* [Data records]:
--- START ---

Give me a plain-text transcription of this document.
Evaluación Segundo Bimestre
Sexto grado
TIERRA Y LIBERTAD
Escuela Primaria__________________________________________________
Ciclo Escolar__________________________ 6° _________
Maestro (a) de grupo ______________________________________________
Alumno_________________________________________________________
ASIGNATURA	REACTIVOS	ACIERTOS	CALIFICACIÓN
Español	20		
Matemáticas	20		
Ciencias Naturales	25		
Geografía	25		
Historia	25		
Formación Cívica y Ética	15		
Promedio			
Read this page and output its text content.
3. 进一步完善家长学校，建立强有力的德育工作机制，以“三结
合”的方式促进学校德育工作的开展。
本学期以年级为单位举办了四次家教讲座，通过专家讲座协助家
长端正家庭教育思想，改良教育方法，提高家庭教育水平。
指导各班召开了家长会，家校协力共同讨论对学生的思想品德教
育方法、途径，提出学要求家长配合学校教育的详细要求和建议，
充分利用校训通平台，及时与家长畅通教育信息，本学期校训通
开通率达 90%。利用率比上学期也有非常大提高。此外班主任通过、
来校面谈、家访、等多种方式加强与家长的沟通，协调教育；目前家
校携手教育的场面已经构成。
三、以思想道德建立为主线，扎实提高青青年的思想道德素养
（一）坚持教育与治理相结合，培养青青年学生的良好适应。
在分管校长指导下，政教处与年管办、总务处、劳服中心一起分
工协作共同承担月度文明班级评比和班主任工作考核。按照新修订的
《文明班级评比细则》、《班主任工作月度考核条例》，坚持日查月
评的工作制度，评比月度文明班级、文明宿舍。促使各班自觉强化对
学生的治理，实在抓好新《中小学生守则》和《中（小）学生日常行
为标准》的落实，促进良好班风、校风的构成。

--- END ---
--- START ---

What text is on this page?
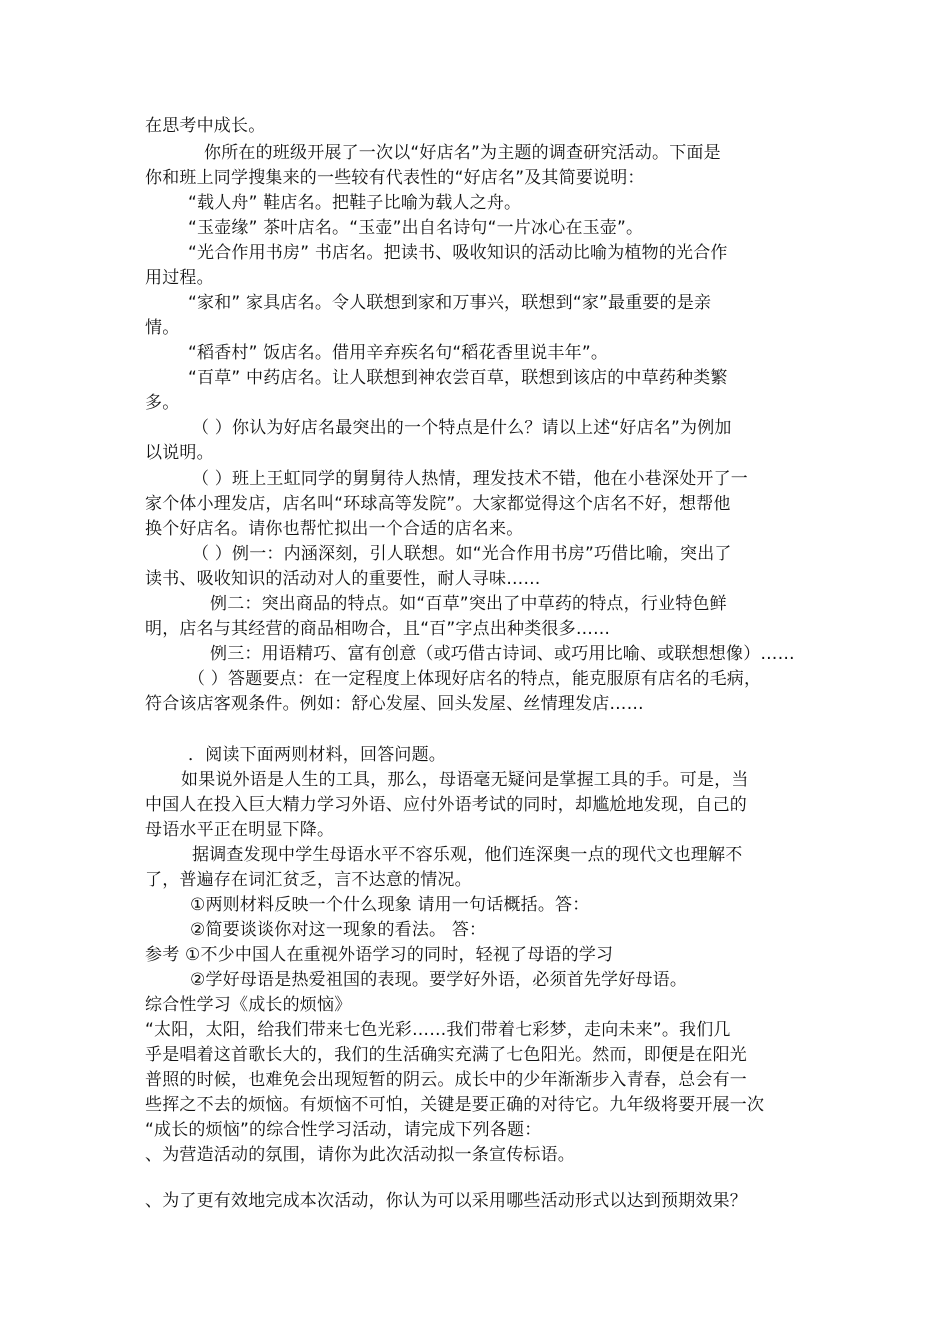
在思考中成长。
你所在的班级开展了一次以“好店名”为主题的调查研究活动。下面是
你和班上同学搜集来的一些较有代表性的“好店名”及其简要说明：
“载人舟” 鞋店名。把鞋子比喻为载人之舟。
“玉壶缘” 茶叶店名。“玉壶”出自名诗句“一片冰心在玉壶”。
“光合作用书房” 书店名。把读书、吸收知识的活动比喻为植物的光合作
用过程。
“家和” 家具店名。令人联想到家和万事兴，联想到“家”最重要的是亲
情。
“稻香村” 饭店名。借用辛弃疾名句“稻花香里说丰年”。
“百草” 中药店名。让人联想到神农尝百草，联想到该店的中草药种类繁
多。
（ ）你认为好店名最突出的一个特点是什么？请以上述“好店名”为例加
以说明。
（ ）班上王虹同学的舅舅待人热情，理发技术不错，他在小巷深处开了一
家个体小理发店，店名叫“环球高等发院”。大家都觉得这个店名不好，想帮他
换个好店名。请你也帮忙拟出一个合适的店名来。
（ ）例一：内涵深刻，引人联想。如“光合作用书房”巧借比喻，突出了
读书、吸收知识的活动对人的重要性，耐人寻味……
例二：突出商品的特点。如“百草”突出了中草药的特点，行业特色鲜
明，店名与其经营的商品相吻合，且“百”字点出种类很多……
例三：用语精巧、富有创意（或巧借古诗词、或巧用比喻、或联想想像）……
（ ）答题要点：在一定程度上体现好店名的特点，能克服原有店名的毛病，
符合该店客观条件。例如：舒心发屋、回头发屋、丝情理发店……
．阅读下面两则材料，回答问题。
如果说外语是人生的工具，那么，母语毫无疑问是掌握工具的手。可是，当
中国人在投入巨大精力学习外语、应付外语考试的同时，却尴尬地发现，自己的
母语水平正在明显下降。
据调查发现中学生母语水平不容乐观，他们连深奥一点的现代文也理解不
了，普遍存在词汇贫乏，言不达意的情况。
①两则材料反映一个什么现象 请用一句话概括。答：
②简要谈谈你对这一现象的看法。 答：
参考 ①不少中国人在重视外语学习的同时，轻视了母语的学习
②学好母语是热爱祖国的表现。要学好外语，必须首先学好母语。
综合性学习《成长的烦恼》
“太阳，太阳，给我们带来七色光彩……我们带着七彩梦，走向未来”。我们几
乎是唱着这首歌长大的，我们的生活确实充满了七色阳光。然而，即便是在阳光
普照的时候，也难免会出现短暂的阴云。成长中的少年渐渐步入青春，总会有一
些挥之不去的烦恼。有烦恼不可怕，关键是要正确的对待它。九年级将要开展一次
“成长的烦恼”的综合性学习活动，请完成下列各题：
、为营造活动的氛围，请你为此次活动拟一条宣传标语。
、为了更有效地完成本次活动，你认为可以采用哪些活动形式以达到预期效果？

--- END ---
--- START ---

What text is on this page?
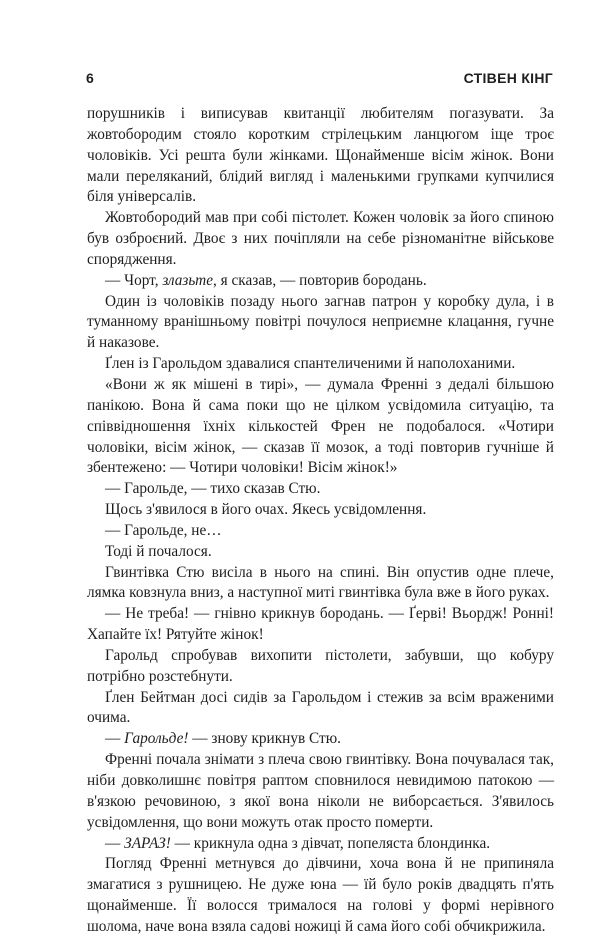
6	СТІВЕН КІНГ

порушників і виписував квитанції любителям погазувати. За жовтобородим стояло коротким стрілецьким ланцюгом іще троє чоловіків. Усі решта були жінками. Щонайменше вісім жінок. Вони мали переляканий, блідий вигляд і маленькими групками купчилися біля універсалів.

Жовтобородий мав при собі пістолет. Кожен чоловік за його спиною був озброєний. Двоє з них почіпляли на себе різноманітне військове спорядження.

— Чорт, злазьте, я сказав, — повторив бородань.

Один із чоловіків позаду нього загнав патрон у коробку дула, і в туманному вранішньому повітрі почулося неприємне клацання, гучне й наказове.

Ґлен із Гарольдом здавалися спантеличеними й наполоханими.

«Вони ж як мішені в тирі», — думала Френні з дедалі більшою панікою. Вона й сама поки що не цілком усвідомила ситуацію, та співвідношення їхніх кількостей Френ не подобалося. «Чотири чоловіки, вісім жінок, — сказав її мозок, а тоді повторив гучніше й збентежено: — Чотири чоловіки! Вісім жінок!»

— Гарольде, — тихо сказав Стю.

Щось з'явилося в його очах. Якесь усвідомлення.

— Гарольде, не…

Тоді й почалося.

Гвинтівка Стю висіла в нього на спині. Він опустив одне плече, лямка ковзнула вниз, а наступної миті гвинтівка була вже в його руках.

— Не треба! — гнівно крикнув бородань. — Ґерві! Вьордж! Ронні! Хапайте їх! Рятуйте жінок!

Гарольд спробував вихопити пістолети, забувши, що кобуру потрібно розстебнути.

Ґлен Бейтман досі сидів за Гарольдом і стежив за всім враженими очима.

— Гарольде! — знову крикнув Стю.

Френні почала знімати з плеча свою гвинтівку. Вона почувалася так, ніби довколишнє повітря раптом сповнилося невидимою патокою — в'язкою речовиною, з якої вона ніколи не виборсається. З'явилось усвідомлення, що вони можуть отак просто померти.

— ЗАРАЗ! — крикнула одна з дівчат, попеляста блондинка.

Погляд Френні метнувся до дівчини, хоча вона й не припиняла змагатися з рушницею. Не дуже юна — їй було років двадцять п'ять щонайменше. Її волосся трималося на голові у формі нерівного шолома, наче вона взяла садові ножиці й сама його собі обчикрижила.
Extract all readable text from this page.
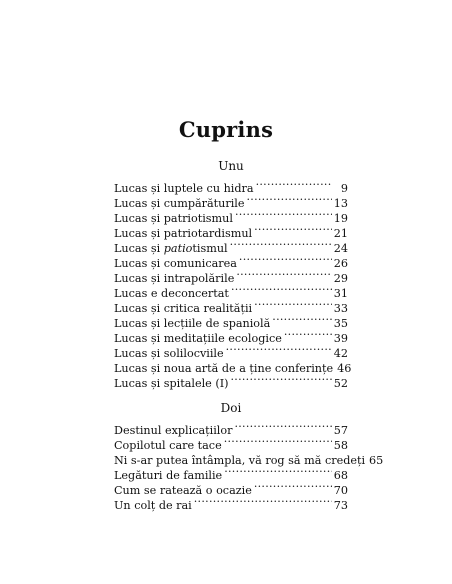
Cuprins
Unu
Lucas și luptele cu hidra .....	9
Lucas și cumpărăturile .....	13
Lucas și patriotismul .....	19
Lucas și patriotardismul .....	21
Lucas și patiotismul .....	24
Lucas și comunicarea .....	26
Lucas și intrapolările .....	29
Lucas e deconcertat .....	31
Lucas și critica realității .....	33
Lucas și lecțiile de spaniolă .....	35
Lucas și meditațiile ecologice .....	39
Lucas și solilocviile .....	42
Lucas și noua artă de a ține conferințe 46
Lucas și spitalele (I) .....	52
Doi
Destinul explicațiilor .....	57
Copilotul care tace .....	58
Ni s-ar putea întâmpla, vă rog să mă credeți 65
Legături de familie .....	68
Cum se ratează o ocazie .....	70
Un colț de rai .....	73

--- END ---

For the listing above, give the number of lines in which the string "page" occurs, and nothing else.

4